Extracted data entries:
>> start

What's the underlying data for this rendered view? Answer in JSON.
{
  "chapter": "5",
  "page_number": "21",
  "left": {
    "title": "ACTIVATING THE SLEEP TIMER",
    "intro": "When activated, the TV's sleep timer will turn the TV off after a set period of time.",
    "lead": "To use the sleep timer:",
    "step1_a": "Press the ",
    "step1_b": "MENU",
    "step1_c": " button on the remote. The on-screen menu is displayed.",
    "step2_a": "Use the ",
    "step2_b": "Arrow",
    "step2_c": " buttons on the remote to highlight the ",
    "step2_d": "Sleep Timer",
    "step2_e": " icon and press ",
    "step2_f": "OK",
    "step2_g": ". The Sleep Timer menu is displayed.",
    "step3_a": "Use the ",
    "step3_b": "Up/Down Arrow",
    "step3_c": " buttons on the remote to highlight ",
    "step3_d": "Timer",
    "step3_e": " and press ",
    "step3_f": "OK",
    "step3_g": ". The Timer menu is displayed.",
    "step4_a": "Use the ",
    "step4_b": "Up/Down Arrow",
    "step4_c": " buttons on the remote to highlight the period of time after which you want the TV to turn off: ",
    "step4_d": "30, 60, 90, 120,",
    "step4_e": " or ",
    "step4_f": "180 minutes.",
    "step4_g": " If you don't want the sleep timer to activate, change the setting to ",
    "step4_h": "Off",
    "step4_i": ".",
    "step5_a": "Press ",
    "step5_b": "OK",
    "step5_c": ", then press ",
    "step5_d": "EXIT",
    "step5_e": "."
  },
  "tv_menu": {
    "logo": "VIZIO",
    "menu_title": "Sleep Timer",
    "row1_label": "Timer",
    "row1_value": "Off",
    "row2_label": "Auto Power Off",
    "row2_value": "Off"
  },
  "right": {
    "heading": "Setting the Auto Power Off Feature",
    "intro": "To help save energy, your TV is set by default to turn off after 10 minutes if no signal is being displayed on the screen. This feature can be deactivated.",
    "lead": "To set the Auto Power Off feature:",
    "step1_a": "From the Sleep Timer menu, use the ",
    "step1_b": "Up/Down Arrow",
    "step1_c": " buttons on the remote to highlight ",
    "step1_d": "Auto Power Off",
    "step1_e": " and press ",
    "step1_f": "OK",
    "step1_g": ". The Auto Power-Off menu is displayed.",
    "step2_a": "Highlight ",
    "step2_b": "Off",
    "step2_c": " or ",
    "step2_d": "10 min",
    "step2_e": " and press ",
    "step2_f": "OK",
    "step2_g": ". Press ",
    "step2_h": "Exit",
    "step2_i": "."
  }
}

>> end

*Exercise objective:* Quote each line of the data above exactly as written.

*Full answer:*
What's the underlying data for this rendered view? Answer in JSON.
{
  "chapter": "5",
  "page_number": "21",
  "left": {
    "title": "ACTIVATING THE SLEEP TIMER",
    "intro": "When activated, the TV's sleep timer will turn the TV off after a set period of time.",
    "lead": "To use the sleep timer:",
    "step1_a": "Press the ",
    "step1_b": "MENU",
    "step1_c": " button on the remote. The on-screen menu is displayed.",
    "step2_a": "Use the ",
    "step2_b": "Arrow",
    "step2_c": " buttons on the remote to highlight the ",
    "step2_d": "Sleep Timer",
    "step2_e": " icon and press ",
    "step2_f": "OK",
    "step2_g": ". The Sleep Timer menu is displayed.",
    "step3_a": "Use the ",
    "step3_b": "Up/Down Arrow",
    "step3_c": " buttons on the remote to highlight ",
    "step3_d": "Timer",
    "step3_e": " and press ",
    "step3_f": "OK",
    "step3_g": ". The Timer menu is displayed.",
    "step4_a": "Use the ",
    "step4_b": "Up/Down Arrow",
    "step4_c": " buttons on the remote to highlight the period of time after which you want the TV to turn off: ",
    "step4_d": "30, 60, 90, 120,",
    "step4_e": " or ",
    "step4_f": "180 minutes.",
    "step4_g": " If you don't want the sleep timer to activate, change the setting to ",
    "step4_h": "Off",
    "step4_i": ".",
    "step5_a": "Press ",
    "step5_b": "OK",
    "step5_c": ", then press ",
    "step5_d": "EXIT",
    "step5_e": "."
  },
  "tv_menu": {
    "logo": "VIZIO",
    "menu_title": "Sleep Timer",
    "row1_label": "Timer",
    "row1_value": "Off",
    "row2_label": "Auto Power Off",
    "row2_value": "Off"
  },
  "right": {
    "heading": "Setting the Auto Power Off Feature",
    "intro": "To help save energy, your TV is set by default to turn off after 10 minutes if no signal is being displayed on the screen. This feature can be deactivated.",
    "lead": "To set the Auto Power Off feature:",
    "step1_a": "From the Sleep Timer menu, use the ",
    "step1_b": "Up/Down Arrow",
    "step1_c": " buttons on the remote to highlight ",
    "step1_d": "Auto Power Off",
    "step1_e": " and press ",
    "step1_f": "OK",
    "step1_g": ". The Auto Power-Off menu is displayed.",
    "step2_a": "Highlight ",
    "step2_b": "Off",
    "step2_c": " or ",
    "step2_d": "10 min",
    "step2_e": " and press ",
    "step2_f": "OK",
    "step2_g": ". Press ",
    "step2_h": "Exit",
    "step2_i": "."
  }
}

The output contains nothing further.